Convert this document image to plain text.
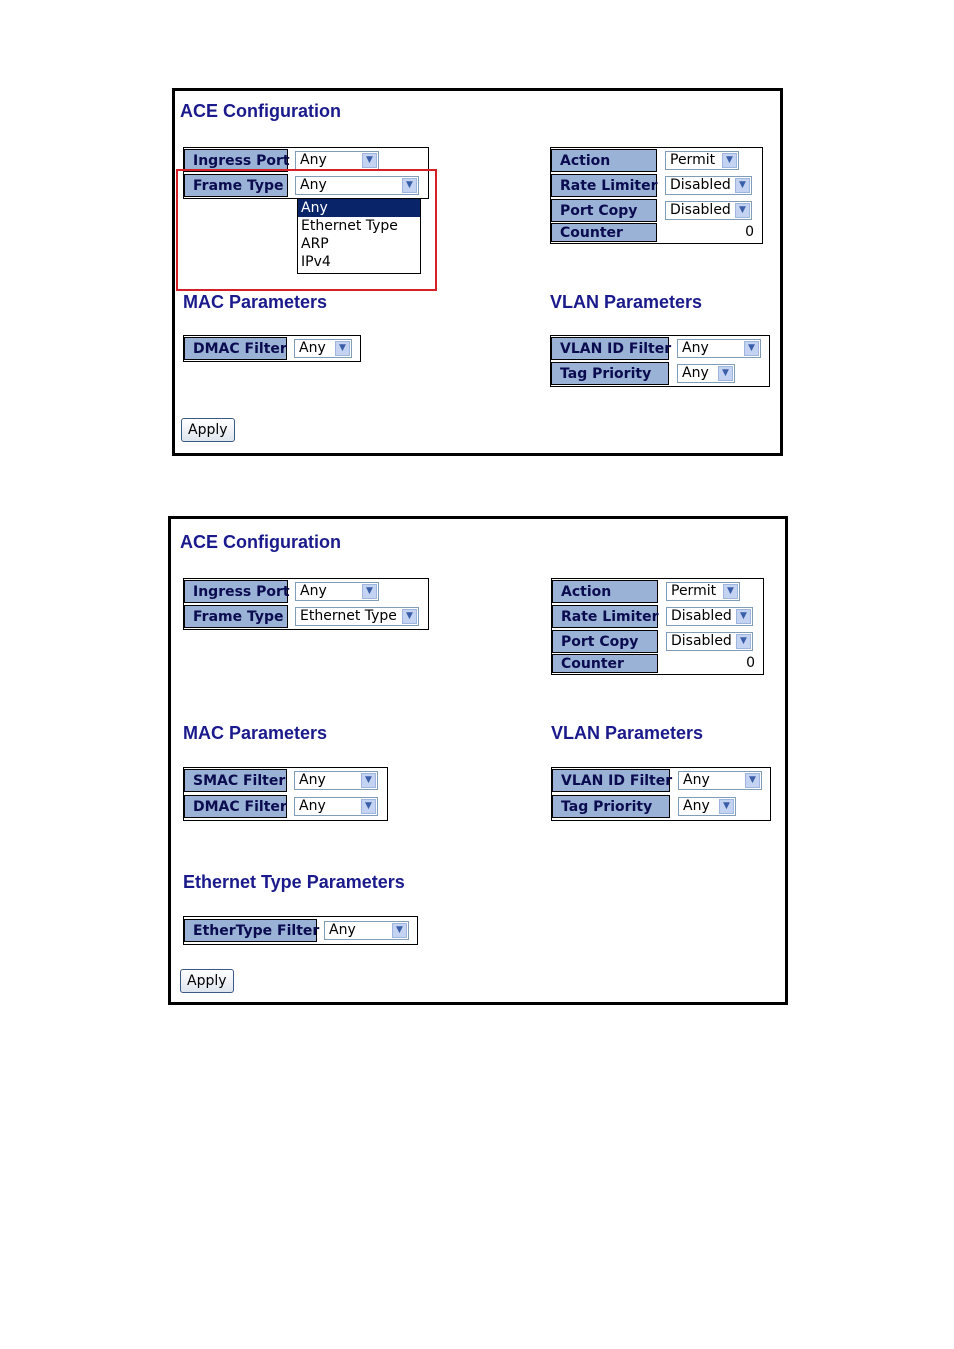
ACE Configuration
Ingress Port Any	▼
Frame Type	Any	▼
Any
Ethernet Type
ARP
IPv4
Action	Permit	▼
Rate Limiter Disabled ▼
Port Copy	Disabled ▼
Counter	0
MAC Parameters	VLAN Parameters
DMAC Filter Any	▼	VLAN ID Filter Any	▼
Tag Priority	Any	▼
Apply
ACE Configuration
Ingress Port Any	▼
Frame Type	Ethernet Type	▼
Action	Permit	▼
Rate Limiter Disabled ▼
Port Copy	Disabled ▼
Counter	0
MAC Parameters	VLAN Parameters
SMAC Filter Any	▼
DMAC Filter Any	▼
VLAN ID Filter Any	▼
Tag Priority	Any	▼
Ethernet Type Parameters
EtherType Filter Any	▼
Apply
____
• TASK TO COMPLETE:
Scan the entries above for the word "Filter" and collect each line holding it.

• EXERCISE ANSWER:
DMAC Filter Any	▼	VLAN ID Filter Any	▼
SMAC Filter Any	▼
DMAC Filter Any	▼
VLAN ID Filter Any	▼
EtherType Filter Any	▼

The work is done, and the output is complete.